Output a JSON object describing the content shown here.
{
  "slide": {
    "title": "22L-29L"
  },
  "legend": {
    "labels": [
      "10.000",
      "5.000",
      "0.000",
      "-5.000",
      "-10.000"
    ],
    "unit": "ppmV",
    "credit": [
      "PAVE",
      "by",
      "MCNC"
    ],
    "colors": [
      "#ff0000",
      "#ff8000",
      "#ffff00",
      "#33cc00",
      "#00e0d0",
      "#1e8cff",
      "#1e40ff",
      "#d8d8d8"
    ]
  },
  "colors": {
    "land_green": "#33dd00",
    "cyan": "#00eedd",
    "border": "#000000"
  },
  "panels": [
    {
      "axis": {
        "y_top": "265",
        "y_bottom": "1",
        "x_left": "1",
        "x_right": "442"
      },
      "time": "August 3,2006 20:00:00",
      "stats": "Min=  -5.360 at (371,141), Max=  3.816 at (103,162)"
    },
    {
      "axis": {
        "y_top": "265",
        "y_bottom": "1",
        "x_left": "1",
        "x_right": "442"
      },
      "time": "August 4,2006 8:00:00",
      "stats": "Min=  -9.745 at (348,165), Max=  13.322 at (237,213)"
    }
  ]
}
--
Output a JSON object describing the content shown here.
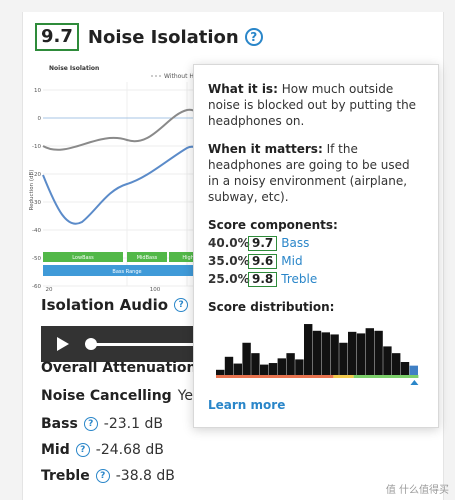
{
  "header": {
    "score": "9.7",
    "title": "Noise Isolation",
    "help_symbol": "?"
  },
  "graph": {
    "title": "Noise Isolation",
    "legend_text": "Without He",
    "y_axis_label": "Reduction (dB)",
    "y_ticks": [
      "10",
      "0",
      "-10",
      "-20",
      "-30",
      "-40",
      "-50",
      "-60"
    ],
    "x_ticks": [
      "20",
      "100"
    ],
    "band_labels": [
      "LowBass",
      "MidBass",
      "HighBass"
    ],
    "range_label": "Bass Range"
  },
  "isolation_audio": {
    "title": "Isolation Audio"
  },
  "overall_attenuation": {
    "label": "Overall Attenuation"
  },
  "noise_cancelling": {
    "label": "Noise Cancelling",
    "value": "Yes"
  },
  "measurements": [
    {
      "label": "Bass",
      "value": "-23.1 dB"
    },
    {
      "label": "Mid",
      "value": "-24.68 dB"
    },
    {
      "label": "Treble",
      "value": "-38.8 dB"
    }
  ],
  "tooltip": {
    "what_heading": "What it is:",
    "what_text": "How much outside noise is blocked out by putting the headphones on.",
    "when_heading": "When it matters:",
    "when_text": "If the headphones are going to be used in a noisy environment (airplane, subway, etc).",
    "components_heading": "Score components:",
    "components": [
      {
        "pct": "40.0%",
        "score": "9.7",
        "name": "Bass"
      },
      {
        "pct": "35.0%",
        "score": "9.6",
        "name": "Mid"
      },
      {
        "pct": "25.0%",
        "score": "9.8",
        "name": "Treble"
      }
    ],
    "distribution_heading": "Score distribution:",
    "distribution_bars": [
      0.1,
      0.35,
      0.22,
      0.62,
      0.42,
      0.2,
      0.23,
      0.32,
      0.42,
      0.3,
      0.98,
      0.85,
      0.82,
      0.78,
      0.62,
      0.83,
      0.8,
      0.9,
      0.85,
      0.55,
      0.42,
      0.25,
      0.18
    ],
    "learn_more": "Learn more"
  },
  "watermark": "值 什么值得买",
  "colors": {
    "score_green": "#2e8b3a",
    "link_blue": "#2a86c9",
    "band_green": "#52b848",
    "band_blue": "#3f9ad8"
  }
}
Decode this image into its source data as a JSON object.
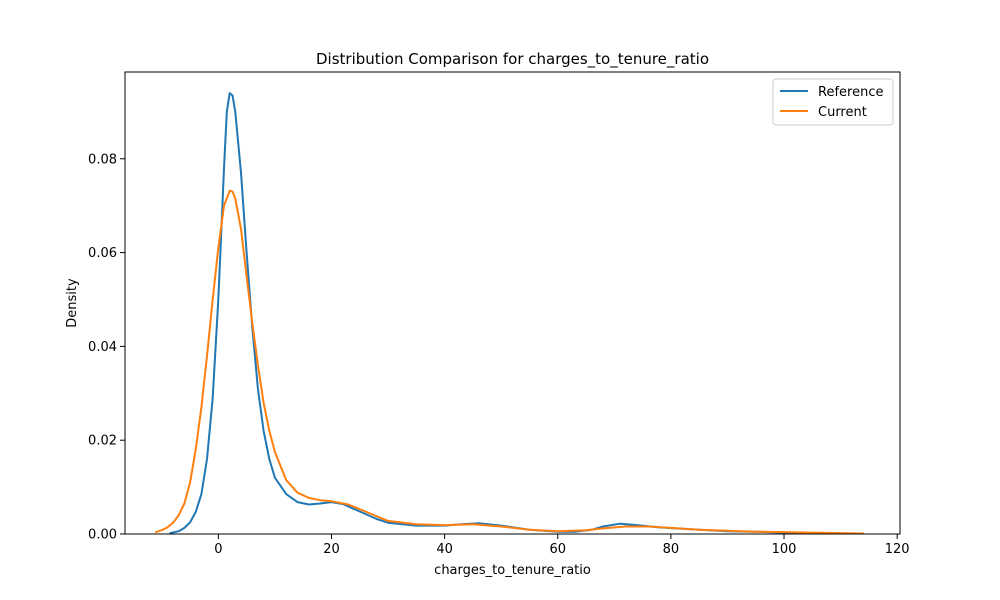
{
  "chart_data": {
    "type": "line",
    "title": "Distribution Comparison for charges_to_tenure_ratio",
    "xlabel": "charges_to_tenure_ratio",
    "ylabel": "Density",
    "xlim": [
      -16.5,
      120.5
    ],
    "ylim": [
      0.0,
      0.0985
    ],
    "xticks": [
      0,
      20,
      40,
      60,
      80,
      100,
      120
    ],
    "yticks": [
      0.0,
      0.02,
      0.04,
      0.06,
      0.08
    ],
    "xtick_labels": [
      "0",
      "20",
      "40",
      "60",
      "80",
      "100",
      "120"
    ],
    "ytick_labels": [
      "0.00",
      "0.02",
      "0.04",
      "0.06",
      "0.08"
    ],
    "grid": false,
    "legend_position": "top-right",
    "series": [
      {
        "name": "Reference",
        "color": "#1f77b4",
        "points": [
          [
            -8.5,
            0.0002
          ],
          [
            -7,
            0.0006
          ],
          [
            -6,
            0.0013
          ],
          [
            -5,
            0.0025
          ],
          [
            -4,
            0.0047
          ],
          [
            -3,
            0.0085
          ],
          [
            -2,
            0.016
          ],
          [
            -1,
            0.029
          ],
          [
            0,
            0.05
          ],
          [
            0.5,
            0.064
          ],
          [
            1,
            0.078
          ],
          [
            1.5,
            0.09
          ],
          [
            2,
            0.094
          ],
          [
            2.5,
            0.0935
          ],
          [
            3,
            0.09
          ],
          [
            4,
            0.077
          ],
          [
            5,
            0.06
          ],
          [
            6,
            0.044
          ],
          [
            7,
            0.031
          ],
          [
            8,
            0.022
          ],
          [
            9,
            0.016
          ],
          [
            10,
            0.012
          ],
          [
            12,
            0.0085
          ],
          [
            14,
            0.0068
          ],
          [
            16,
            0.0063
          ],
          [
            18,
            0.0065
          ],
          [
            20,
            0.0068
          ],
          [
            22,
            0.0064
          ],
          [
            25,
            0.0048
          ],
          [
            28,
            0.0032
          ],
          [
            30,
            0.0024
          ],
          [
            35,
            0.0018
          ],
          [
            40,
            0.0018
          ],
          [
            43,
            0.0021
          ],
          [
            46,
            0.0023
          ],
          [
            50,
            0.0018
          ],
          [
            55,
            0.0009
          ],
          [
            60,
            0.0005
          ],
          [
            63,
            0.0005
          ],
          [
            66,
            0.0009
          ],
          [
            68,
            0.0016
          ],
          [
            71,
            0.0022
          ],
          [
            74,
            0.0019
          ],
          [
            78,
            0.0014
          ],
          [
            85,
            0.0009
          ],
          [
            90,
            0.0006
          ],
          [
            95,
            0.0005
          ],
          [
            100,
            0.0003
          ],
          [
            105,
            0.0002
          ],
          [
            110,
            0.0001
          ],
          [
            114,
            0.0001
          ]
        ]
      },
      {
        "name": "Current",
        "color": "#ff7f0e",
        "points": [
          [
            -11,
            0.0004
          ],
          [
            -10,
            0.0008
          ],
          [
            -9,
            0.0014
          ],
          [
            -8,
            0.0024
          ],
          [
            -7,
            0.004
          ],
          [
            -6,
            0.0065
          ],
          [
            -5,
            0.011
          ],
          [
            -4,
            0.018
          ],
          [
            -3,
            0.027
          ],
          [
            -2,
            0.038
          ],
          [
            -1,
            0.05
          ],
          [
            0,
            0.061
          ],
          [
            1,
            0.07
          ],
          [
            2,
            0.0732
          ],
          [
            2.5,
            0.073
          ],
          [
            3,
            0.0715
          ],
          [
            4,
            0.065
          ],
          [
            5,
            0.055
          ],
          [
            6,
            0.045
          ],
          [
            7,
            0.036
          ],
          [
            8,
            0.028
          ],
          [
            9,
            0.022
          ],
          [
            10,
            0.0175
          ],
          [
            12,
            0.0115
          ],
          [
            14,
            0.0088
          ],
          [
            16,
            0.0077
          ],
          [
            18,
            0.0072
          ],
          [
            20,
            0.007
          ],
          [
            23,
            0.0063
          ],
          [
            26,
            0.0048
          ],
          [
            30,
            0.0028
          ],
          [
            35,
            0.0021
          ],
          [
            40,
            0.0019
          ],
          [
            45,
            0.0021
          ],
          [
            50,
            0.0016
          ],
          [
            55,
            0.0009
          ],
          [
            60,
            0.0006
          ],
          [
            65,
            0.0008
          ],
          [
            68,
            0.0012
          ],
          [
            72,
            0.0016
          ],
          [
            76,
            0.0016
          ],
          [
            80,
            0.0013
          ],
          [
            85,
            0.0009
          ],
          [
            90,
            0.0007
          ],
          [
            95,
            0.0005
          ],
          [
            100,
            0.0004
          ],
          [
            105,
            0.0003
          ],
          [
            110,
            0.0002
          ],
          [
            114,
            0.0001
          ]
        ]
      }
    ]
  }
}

▶ **INSTRUCTIONS TO FOLLOW**
The lines to collect are those holding the string "headphones"; copy them all.

▶ **RESULT BELOW**
    "what_text": "How much outside noise is blocked out by putting the headphones on.",
    "when_text": "If the headphones are going to be used in a noisy environment (airplane, subway, etc).",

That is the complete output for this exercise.